[Start]

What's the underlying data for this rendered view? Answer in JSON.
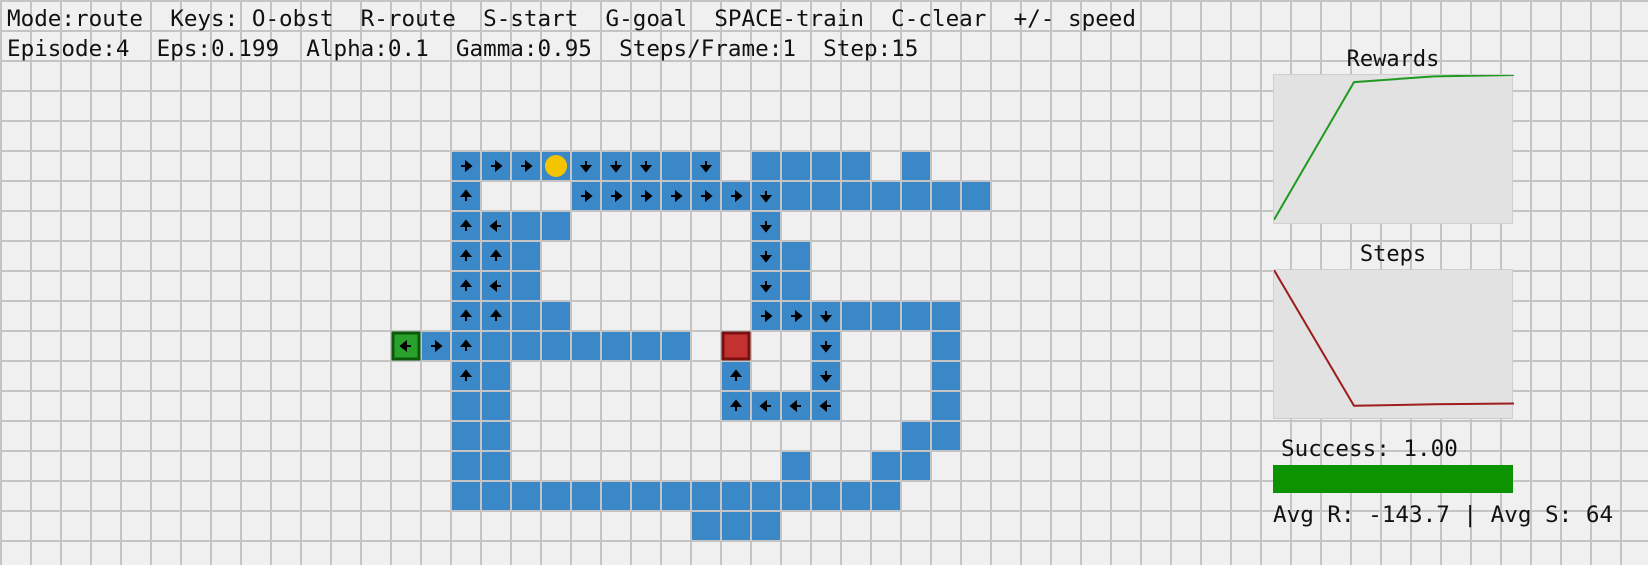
{
  "status": {
    "line1": "Mode:route  Keys: O-obst  R-route  S-start  G-goal  SPACE-train  C-clear  +/- speed",
    "line2": "Episode:4  Eps:0.199  Alpha:0.1  Gamma:0.95  Steps/Frame:1  Step:15"
  },
  "grid": {
    "cell_size": 30,
    "route_color": "#3a88c8",
    "start_color": "#2aa12a",
    "goal_color": "#c43131",
    "agent_color": "#f5c400",
    "route_rows": [
      [
        5,
        [
          [
            15,
            23
          ],
          [
            25,
            28
          ],
          [
            30,
            30
          ]
        ]
      ],
      [
        6,
        [
          [
            15,
            15
          ],
          [
            19,
            32
          ]
        ]
      ],
      [
        7,
        [
          [
            15,
            18
          ],
          [
            25,
            25
          ]
        ]
      ],
      [
        8,
        [
          [
            15,
            17
          ],
          [
            25,
            26
          ]
        ]
      ],
      [
        9,
        [
          [
            15,
            17
          ],
          [
            25,
            26
          ]
        ]
      ],
      [
        10,
        [
          [
            15,
            18
          ],
          [
            25,
            31
          ]
        ]
      ],
      [
        11,
        [
          [
            14,
            22
          ],
          [
            27,
            27
          ],
          [
            31,
            31
          ]
        ]
      ],
      [
        12,
        [
          [
            15,
            16
          ],
          [
            24,
            24
          ],
          [
            27,
            27
          ],
          [
            31,
            31
          ]
        ]
      ],
      [
        13,
        [
          [
            15,
            16
          ],
          [
            24,
            27
          ],
          [
            31,
            31
          ]
        ]
      ],
      [
        14,
        [
          [
            15,
            16
          ],
          [
            30,
            31
          ]
        ]
      ],
      [
        15,
        [
          [
            15,
            16
          ],
          [
            26,
            26
          ],
          [
            29,
            30
          ]
        ]
      ],
      [
        16,
        [
          [
            15,
            29
          ]
        ]
      ],
      [
        17,
        [
          [
            23,
            25
          ]
        ]
      ]
    ],
    "start_cell": [
      13,
      11
    ],
    "goal_cell": [
      24,
      11
    ],
    "agent_cell": [
      18,
      5
    ],
    "arrows": [
      [
        15,
        5,
        "right"
      ],
      [
        16,
        5,
        "right"
      ],
      [
        17,
        5,
        "right"
      ],
      [
        19,
        5,
        "down"
      ],
      [
        20,
        5,
        "down"
      ],
      [
        21,
        5,
        "down"
      ],
      [
        23,
        5,
        "down"
      ],
      [
        15,
        6,
        "up"
      ],
      [
        19,
        6,
        "right"
      ],
      [
        20,
        6,
        "right"
      ],
      [
        21,
        6,
        "right"
      ],
      [
        22,
        6,
        "right"
      ],
      [
        23,
        6,
        "right"
      ],
      [
        24,
        6,
        "right"
      ],
      [
        25,
        6,
        "down"
      ],
      [
        15,
        7,
        "up"
      ],
      [
        16,
        7,
        "left"
      ],
      [
        25,
        7,
        "down"
      ],
      [
        15,
        8,
        "up"
      ],
      [
        16,
        8,
        "up"
      ],
      [
        25,
        8,
        "down"
      ],
      [
        15,
        9,
        "up"
      ],
      [
        16,
        9,
        "left"
      ],
      [
        25,
        9,
        "down"
      ],
      [
        15,
        10,
        "up"
      ],
      [
        16,
        10,
        "up"
      ],
      [
        25,
        10,
        "right"
      ],
      [
        26,
        10,
        "right"
      ],
      [
        27,
        10,
        "down"
      ],
      [
        13,
        11,
        "left"
      ],
      [
        14,
        11,
        "right"
      ],
      [
        15,
        11,
        "up"
      ],
      [
        27,
        11,
        "down"
      ],
      [
        15,
        12,
        "up"
      ],
      [
        24,
        12,
        "up"
      ],
      [
        27,
        12,
        "down"
      ],
      [
        24,
        13,
        "up"
      ],
      [
        25,
        13,
        "left"
      ],
      [
        26,
        13,
        "left"
      ],
      [
        27,
        13,
        "left"
      ]
    ]
  },
  "rewards_chart": {
    "title": "Rewards",
    "type": "line",
    "color": "#1f9a1f",
    "values": [
      -820,
      -40,
      -8,
      0
    ],
    "ylim": [
      -850,
      0
    ]
  },
  "steps_chart": {
    "title": "Steps",
    "type": "line",
    "color": "#9e1c1c",
    "values": [
      200,
      19,
      21,
      22
    ],
    "ylim": [
      0,
      200
    ]
  },
  "success": {
    "label": "Success: 1.00",
    "value": 1.0,
    "color": "#0b9300"
  },
  "averages": {
    "text": "Avg R: -143.7 | Avg S: 64"
  }
}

[End]

- [Task brief]:
The pictures in the entries should be left out; output everything else exactly.

- [Completed exercise]:
What's the underlying data for this rendered view? Answer in JSON.
{
  "status": {
    "line1": "Mode:route  Keys: O-obst  R-route  S-start  G-goal  SPACE-train  C-clear  +/- speed",
    "line2": "Episode:4  Eps:0.199  Alpha:0.1  Gamma:0.95  Steps/Frame:1  Step:15"
  },
  "grid": {
    "cell_size": 30,
    "route_color": "#3a88c8",
    "start_color": "#2aa12a",
    "goal_color": "#c43131",
    "agent_color": "#f5c400",
    "route_rows": [
      [
        5,
        [
          [
            15,
            23
          ],
          [
            25,
            28
          ],
          [
            30,
            30
          ]
        ]
      ],
      [
        6,
        [
          [
            15,
            15
          ],
          [
            19,
            32
          ]
        ]
      ],
      [
        7,
        [
          [
            15,
            18
          ],
          [
            25,
            25
          ]
        ]
      ],
      [
        8,
        [
          [
            15,
            17
          ],
          [
            25,
            26
          ]
        ]
      ],
      [
        9,
        [
          [
            15,
            17
          ],
          [
            25,
            26
          ]
        ]
      ],
      [
        10,
        [
          [
            15,
            18
          ],
          [
            25,
            31
          ]
        ]
      ],
      [
        11,
        [
          [
            14,
            22
          ],
          [
            27,
            27
          ],
          [
            31,
            31
          ]
        ]
      ],
      [
        12,
        [
          [
            15,
            16
          ],
          [
            24,
            24
          ],
          [
            27,
            27
          ],
          [
            31,
            31
          ]
        ]
      ],
      [
        13,
        [
          [
            15,
            16
          ],
          [
            24,
            27
          ],
          [
            31,
            31
          ]
        ]
      ],
      [
        14,
        [
          [
            15,
            16
          ],
          [
            30,
            31
          ]
        ]
      ],
      [
        15,
        [
          [
            15,
            16
          ],
          [
            26,
            26
          ],
          [
            29,
            30
          ]
        ]
      ],
      [
        16,
        [
          [
            15,
            29
          ]
        ]
      ],
      [
        17,
        [
          [
            23,
            25
          ]
        ]
      ]
    ],
    "start_cell": [
      13,
      11
    ],
    "goal_cell": [
      24,
      11
    ],
    "agent_cell": [
      18,
      5
    ],
    "arrows": [
      [
        15,
        5,
        "right"
      ],
      [
        16,
        5,
        "right"
      ],
      [
        17,
        5,
        "right"
      ],
      [
        19,
        5,
        "down"
      ],
      [
        20,
        5,
        "down"
      ],
      [
        21,
        5,
        "down"
      ],
      [
        23,
        5,
        "down"
      ],
      [
        15,
        6,
        "up"
      ],
      [
        19,
        6,
        "right"
      ],
      [
        20,
        6,
        "right"
      ],
      [
        21,
        6,
        "right"
      ],
      [
        22,
        6,
        "right"
      ],
      [
        23,
        6,
        "right"
      ],
      [
        24,
        6,
        "right"
      ],
      [
        25,
        6,
        "down"
      ],
      [
        15,
        7,
        "up"
      ],
      [
        16,
        7,
        "left"
      ],
      [
        25,
        7,
        "down"
      ],
      [
        15,
        8,
        "up"
      ],
      [
        16,
        8,
        "up"
      ],
      [
        25,
        8,
        "down"
      ],
      [
        15,
        9,
        "up"
      ],
      [
        16,
        9,
        "left"
      ],
      [
        25,
        9,
        "down"
      ],
      [
        15,
        10,
        "up"
      ],
      [
        16,
        10,
        "up"
      ],
      [
        25,
        10,
        "right"
      ],
      [
        26,
        10,
        "right"
      ],
      [
        27,
        10,
        "down"
      ],
      [
        13,
        11,
        "left"
      ],
      [
        14,
        11,
        "right"
      ],
      [
        15,
        11,
        "up"
      ],
      [
        27,
        11,
        "down"
      ],
      [
        15,
        12,
        "up"
      ],
      [
        24,
        12,
        "up"
      ],
      [
        27,
        12,
        "down"
      ],
      [
        24,
        13,
        "up"
      ],
      [
        25,
        13,
        "left"
      ],
      [
        26,
        13,
        "left"
      ],
      [
        27,
        13,
        "left"
      ]
    ]
  },
  "rewards_chart": {
    "title": "Rewards",
    "type": "line",
    "color": "#1f9a1f",
    "values": [
      -820,
      -40,
      -8,
      0
    ],
    "ylim": [
      -850,
      0
    ]
  },
  "steps_chart": {
    "title": "Steps",
    "type": "line",
    "color": "#9e1c1c",
    "values": [
      200,
      19,
      21,
      22
    ],
    "ylim": [
      0,
      200
    ]
  },
  "success": {
    "label": "Success: 1.00",
    "value": 1.0,
    "color": "#0b9300"
  },
  "averages": {
    "text": "Avg R: -143.7 | Avg S: 64"
  }
}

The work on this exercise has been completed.